▸ **Task goal**
Find every line containing the word "Enter" in the records below; report only how many there are.

▸ **Source records**
════════════════════
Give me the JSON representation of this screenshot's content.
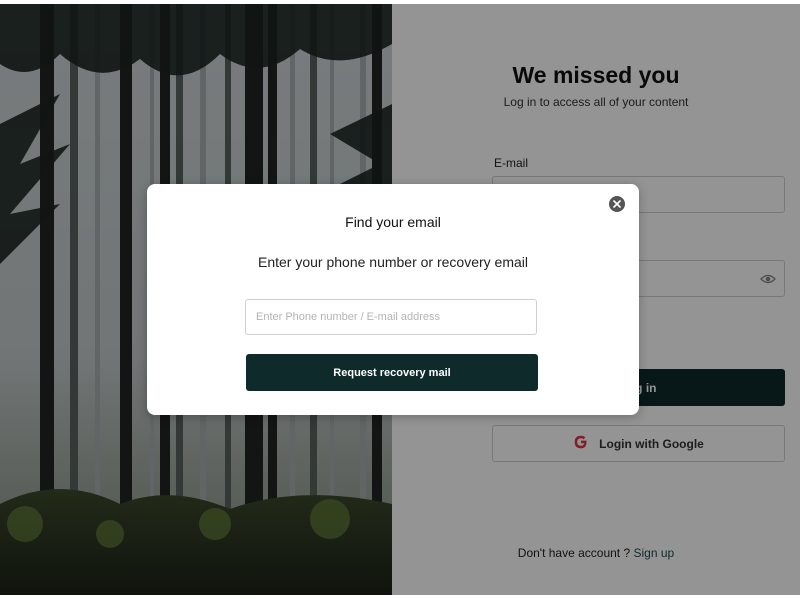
{
  "login": {
    "title": "We missed you",
    "subtitle": "Log in to access all of your content",
    "email_label": "E-mail",
    "login_button": "Log in",
    "google_button": "Login with Google",
    "no_account_text": "Don't have account ?",
    "signup_link": "Sign up"
  },
  "modal": {
    "title": "Find your email",
    "subtitle": "Enter your phone number or recovery email",
    "input_placeholder": "Enter Phone number / E-mail address",
    "input_value": "",
    "request_button": "Request recovery mail"
  },
  "icons": {
    "close": "close-icon",
    "eye": "eye-icon",
    "google": "google-icon"
  },
  "colors": {
    "primary_button": "#0e2a2a",
    "link": "#1d4f4f",
    "google_red": "#e0344a"
  }
}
════════════════════
▸ **Answer to the task**
2